Gather the lines from the material that contain "nghiệp".

Lines of data:
** begin **

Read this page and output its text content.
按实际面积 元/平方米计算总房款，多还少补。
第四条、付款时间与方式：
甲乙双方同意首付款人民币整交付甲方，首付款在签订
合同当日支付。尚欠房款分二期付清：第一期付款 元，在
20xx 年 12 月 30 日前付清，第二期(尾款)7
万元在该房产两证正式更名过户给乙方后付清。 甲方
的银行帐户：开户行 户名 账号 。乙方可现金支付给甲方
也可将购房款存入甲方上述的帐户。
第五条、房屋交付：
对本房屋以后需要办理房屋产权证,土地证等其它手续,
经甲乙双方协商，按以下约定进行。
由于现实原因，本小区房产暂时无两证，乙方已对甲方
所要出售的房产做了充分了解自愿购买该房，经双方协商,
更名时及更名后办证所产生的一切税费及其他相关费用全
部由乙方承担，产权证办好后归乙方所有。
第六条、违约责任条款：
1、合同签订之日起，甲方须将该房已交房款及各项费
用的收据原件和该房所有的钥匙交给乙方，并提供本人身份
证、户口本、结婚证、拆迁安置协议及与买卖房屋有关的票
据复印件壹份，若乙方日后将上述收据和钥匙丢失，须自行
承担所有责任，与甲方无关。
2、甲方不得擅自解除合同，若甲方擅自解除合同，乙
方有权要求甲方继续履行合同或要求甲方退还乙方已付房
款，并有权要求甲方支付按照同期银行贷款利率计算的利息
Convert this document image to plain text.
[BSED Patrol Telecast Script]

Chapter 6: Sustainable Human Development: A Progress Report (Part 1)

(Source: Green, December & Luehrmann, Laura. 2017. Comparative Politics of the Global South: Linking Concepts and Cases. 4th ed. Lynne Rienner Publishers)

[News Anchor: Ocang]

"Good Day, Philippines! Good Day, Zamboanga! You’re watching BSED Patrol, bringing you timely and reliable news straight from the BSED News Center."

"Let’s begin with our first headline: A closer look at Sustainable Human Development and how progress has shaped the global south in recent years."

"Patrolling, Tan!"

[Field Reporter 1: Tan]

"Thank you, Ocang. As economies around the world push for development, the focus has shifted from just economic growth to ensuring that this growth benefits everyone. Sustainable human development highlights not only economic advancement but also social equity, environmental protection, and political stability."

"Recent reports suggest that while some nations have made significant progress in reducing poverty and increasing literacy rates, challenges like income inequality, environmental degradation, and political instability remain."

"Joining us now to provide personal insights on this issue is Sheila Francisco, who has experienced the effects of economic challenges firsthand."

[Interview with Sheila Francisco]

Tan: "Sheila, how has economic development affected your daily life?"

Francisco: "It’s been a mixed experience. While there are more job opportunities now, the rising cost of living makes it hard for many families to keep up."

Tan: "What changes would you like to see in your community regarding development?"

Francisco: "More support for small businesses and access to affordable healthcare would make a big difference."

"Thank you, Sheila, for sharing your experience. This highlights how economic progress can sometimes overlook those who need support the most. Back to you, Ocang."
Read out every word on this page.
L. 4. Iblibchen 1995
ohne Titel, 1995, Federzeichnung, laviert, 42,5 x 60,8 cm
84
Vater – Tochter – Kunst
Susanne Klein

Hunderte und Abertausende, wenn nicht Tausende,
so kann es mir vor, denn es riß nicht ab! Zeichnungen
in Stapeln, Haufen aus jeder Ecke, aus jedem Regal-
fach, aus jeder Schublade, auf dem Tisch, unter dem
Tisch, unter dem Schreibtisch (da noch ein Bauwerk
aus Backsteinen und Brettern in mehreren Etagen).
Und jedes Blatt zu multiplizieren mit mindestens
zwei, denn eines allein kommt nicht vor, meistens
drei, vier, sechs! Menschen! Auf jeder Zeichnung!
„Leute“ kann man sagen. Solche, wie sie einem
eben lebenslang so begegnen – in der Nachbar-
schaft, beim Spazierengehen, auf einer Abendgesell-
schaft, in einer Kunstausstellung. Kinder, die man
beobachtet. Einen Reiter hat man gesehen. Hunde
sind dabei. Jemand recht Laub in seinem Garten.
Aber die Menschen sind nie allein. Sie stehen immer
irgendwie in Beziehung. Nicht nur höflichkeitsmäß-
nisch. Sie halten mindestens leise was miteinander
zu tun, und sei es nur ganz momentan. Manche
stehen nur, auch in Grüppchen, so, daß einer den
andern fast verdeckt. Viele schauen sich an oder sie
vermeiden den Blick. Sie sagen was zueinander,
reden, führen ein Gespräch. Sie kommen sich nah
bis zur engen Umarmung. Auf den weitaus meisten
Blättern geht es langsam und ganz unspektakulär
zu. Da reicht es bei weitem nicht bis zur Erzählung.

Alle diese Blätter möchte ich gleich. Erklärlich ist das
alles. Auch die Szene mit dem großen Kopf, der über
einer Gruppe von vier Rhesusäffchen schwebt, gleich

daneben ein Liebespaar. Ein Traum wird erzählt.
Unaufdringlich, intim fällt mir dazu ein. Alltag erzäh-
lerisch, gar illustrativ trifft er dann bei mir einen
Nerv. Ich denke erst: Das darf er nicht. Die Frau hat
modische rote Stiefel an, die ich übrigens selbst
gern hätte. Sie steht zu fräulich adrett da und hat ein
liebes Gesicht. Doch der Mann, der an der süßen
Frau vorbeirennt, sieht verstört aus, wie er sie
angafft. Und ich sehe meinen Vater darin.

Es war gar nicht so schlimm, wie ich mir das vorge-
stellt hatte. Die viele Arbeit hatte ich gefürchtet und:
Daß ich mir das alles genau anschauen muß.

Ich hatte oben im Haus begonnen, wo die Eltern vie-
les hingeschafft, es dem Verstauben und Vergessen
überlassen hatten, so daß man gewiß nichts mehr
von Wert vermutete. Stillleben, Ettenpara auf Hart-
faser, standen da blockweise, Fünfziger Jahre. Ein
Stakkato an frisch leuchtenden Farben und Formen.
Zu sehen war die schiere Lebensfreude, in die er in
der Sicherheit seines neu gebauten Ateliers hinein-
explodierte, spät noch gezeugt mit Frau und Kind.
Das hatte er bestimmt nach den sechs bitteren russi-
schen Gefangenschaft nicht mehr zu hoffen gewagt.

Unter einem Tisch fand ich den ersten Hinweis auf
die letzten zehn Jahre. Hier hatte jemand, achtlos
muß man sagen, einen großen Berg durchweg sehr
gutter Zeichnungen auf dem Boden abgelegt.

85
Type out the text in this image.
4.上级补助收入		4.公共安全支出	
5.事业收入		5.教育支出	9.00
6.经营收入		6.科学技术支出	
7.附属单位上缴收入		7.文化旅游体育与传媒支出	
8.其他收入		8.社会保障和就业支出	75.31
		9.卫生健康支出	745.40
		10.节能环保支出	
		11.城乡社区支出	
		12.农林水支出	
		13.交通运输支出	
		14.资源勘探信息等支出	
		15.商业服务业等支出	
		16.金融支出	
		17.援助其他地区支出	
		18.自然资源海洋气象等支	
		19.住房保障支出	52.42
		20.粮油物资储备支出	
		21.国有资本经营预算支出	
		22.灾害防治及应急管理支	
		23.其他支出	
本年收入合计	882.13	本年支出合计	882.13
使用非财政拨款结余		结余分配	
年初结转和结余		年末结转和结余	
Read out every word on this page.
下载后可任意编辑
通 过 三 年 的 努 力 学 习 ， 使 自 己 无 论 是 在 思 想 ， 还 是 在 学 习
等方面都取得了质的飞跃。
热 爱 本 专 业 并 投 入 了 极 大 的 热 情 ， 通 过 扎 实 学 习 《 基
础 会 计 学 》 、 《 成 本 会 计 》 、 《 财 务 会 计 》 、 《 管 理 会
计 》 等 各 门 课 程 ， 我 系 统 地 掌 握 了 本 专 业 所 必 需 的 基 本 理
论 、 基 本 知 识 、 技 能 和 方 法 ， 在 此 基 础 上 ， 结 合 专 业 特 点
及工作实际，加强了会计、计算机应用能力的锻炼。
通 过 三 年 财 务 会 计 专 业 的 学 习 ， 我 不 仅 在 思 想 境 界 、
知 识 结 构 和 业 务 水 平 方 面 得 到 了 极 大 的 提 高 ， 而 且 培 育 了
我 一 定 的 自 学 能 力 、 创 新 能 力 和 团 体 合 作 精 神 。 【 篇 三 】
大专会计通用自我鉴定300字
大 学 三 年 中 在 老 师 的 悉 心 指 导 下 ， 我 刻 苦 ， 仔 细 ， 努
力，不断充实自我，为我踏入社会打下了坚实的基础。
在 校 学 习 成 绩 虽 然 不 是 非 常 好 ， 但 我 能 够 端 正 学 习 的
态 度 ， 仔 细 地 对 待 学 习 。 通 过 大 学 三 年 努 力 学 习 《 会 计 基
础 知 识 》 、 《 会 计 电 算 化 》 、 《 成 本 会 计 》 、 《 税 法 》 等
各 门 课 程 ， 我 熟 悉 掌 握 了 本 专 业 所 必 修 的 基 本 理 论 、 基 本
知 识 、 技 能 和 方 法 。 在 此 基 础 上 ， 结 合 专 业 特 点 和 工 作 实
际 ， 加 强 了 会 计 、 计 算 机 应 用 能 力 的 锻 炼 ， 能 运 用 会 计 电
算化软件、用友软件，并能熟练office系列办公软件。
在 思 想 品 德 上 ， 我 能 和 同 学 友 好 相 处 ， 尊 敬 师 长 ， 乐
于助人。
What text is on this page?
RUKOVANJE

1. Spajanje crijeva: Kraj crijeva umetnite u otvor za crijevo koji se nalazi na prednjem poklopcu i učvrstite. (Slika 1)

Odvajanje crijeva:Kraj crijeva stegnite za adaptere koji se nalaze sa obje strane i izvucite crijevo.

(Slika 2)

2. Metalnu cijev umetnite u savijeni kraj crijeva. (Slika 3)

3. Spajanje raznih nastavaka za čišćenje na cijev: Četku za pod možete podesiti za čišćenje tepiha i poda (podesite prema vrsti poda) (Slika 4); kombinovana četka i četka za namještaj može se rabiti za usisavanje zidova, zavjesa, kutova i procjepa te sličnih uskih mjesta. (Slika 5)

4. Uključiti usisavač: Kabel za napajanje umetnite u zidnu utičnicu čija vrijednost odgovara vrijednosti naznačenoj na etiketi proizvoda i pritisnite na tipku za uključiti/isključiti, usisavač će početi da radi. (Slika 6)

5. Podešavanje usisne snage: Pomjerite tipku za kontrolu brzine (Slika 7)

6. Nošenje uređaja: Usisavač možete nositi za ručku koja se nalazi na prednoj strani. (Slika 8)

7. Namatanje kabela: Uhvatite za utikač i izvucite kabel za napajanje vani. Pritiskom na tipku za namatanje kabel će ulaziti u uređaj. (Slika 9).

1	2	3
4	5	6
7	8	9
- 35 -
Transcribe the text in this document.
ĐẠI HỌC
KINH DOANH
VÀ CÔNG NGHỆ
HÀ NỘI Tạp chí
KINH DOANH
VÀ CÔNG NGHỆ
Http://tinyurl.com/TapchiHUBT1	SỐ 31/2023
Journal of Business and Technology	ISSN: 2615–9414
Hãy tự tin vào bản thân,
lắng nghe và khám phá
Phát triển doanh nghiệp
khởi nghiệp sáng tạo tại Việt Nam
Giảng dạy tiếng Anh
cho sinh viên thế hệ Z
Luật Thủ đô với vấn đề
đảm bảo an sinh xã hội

** end **

Answer to the exercise:
Phát triển doanh nghiệp
khởi nghiệp sáng tạo tại Việt Nam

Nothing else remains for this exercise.